▼▼▼

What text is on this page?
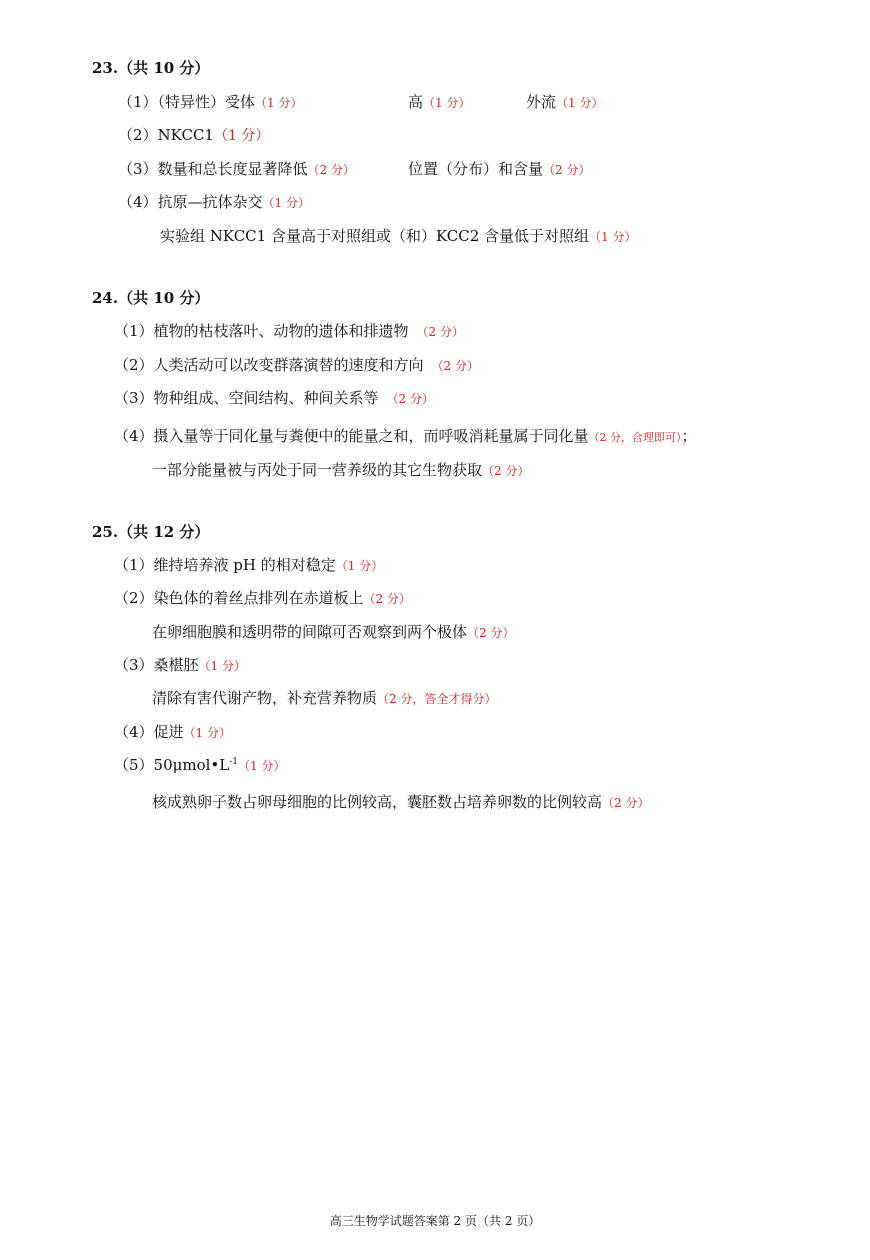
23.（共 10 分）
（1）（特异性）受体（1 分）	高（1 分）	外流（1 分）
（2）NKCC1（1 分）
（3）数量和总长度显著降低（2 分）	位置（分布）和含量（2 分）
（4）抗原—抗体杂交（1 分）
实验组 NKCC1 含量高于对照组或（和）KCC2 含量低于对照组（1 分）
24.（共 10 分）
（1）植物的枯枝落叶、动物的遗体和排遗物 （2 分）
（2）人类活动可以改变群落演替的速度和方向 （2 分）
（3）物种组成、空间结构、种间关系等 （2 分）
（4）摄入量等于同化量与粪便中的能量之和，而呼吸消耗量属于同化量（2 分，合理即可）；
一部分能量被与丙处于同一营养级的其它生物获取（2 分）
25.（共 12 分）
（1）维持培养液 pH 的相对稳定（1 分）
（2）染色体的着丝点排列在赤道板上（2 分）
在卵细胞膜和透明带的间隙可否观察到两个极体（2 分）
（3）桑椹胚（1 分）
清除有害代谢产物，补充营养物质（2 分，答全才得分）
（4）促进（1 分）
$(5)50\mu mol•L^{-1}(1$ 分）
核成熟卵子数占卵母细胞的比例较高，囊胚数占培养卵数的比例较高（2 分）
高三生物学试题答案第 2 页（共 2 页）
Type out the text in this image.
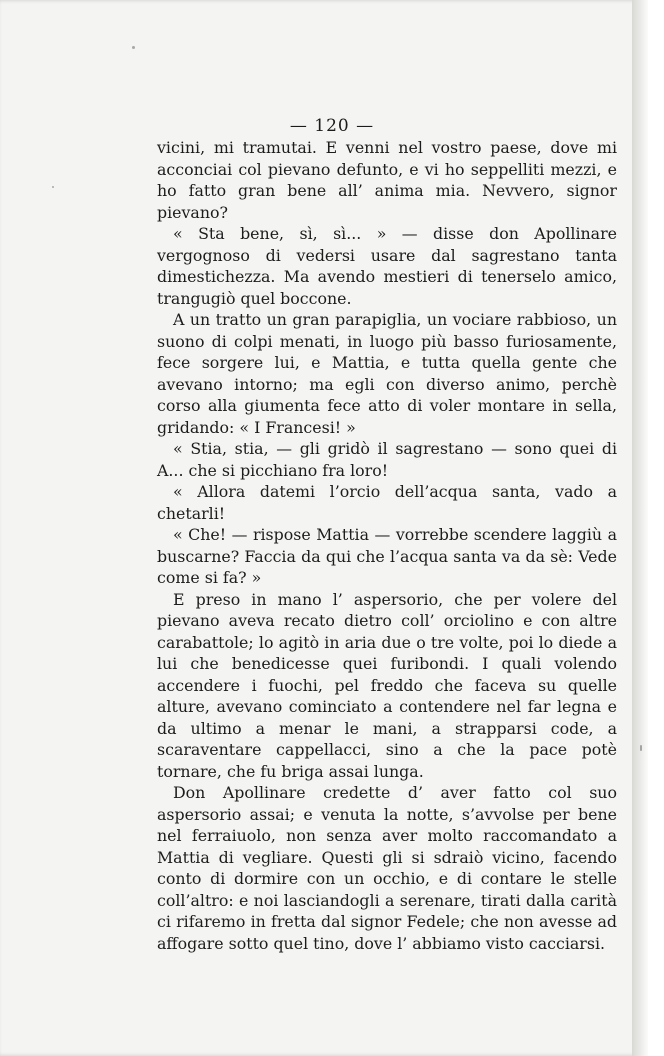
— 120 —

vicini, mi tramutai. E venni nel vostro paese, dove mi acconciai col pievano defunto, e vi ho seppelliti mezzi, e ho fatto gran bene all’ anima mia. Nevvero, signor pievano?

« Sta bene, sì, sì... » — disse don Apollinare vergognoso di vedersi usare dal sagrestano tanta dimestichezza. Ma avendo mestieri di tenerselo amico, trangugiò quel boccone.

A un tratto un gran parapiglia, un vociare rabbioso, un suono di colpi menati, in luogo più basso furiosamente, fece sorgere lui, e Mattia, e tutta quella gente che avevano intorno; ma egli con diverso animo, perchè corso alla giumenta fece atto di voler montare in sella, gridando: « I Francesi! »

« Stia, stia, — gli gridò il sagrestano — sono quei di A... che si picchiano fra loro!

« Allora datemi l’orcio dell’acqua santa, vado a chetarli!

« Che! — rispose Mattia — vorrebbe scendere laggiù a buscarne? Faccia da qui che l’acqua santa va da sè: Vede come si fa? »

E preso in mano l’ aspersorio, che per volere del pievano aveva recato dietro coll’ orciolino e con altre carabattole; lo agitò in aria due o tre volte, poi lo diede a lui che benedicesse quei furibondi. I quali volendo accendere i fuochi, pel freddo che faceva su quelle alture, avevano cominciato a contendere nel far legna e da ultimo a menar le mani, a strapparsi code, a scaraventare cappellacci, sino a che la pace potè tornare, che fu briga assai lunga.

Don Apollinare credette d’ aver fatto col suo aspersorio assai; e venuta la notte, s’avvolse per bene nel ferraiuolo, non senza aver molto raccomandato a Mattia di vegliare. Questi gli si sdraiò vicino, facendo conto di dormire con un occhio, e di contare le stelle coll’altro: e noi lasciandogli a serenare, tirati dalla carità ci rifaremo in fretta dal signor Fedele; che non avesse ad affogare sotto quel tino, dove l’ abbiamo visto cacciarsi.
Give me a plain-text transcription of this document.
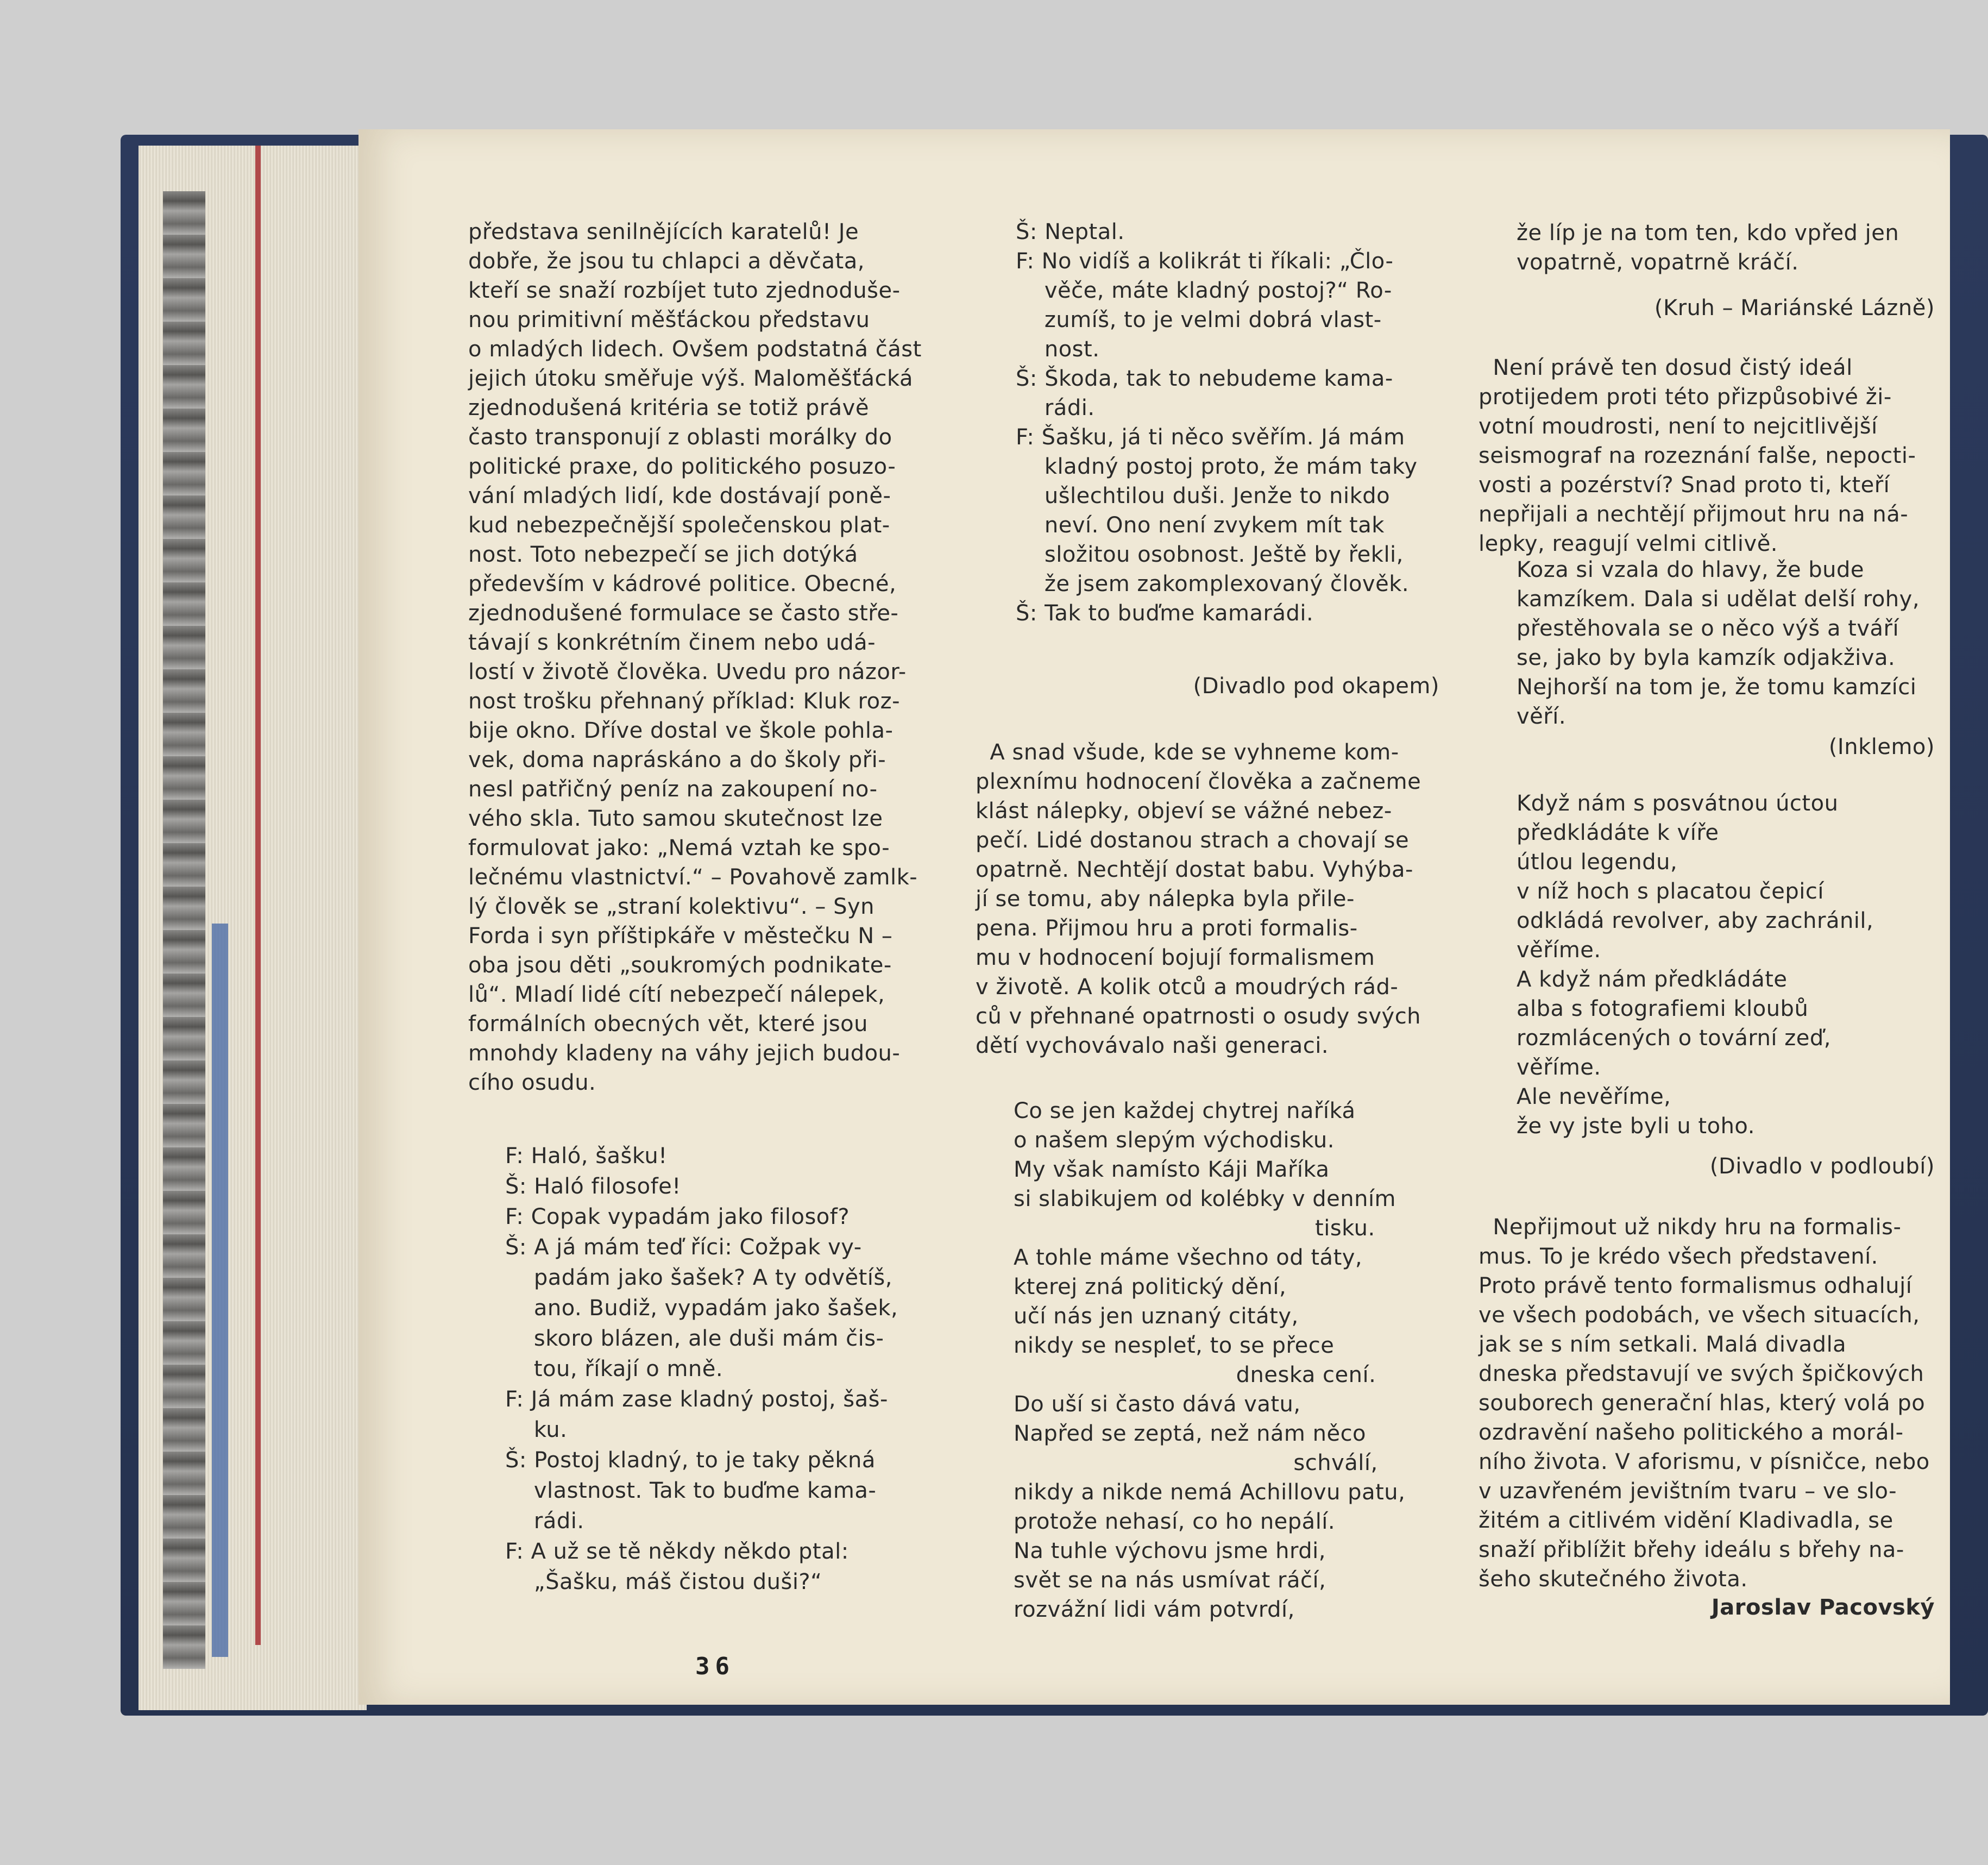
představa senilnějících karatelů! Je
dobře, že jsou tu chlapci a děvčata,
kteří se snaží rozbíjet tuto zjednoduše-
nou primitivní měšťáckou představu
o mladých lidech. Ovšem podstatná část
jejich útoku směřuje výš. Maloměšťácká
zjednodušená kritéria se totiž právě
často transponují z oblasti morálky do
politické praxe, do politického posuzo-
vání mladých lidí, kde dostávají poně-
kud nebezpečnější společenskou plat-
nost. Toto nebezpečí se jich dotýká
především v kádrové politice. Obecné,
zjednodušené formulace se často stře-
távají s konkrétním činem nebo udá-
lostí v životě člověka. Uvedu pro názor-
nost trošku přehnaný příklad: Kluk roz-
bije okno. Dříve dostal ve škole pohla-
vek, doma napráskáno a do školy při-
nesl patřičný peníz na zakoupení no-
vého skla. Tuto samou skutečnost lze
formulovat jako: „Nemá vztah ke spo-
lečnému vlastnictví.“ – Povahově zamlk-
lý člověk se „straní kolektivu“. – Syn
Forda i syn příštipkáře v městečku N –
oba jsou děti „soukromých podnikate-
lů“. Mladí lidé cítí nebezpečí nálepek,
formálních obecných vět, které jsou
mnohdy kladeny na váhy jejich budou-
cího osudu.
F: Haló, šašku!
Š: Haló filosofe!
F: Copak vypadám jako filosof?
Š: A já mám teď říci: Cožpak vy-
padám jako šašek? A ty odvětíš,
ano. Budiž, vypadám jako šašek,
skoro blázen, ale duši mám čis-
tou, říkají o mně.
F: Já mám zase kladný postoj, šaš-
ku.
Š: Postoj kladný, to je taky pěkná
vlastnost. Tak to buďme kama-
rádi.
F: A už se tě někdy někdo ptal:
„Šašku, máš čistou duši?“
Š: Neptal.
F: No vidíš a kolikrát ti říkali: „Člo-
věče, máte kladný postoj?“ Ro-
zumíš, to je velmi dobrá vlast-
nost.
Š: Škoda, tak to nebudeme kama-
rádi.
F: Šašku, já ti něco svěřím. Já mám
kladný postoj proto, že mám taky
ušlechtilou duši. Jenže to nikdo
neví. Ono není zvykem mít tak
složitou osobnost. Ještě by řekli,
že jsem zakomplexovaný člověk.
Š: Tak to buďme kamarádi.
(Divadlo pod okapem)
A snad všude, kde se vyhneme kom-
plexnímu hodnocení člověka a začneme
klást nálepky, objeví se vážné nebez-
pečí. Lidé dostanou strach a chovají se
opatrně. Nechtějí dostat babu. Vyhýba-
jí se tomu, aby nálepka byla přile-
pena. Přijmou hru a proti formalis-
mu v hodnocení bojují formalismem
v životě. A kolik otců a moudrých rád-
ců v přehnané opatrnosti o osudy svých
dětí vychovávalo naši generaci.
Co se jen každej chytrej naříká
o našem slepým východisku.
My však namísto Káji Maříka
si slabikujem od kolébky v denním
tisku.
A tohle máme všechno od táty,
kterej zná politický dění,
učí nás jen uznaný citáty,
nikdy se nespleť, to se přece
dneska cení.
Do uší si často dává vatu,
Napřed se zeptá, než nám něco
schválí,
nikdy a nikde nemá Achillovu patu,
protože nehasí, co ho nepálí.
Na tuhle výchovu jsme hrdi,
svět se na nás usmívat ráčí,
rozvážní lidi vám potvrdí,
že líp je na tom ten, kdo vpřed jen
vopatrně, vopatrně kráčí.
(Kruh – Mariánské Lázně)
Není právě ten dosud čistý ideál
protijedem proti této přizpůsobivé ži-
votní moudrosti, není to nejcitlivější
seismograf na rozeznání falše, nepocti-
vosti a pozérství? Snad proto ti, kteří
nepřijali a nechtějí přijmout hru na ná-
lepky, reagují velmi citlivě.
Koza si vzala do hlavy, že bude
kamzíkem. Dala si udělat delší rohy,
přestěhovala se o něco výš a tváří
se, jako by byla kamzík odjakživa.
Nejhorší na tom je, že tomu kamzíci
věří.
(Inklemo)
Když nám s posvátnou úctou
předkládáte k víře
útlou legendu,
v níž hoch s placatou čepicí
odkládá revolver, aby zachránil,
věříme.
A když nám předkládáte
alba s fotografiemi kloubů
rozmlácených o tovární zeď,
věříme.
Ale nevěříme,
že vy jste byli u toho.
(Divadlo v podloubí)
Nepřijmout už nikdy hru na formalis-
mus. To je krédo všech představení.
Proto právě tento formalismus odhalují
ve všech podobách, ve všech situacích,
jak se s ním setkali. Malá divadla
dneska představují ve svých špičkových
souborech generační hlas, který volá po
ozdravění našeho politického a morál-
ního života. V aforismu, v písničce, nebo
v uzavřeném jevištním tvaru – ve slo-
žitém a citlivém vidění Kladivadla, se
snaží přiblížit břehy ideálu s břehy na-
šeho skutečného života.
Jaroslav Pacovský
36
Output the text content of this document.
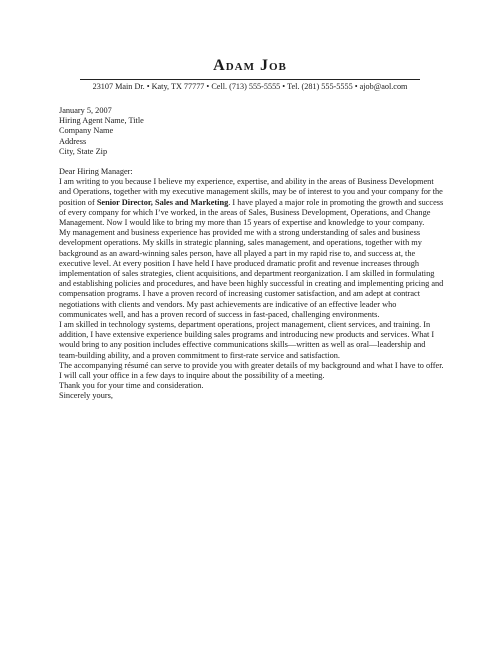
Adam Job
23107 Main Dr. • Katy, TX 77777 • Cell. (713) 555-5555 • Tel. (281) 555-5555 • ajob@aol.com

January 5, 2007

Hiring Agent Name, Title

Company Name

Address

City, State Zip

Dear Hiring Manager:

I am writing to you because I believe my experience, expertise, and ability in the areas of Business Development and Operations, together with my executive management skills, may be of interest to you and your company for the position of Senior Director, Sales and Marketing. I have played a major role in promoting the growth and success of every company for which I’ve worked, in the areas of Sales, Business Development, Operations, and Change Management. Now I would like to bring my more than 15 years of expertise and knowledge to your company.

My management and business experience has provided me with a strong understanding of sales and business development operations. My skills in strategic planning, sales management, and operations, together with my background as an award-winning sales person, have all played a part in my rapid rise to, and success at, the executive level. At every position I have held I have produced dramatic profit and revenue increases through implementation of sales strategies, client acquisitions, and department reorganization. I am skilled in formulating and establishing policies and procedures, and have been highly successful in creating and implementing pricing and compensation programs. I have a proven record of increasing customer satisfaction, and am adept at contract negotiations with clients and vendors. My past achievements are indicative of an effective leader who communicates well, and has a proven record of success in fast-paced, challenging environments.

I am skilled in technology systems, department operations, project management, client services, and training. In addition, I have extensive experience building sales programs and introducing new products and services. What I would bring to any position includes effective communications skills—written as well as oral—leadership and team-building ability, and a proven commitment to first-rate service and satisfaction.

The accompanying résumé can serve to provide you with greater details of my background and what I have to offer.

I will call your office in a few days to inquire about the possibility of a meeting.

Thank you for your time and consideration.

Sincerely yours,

▲▲▲

• _EXERCISE PROMPT_: From the listing above, copy out each line where the word "životě" appears.

• _FINAL RESULT_:
lostí v životě člověka. Uvedu pro názor-
v životě. A kolik otců a moudrých rád-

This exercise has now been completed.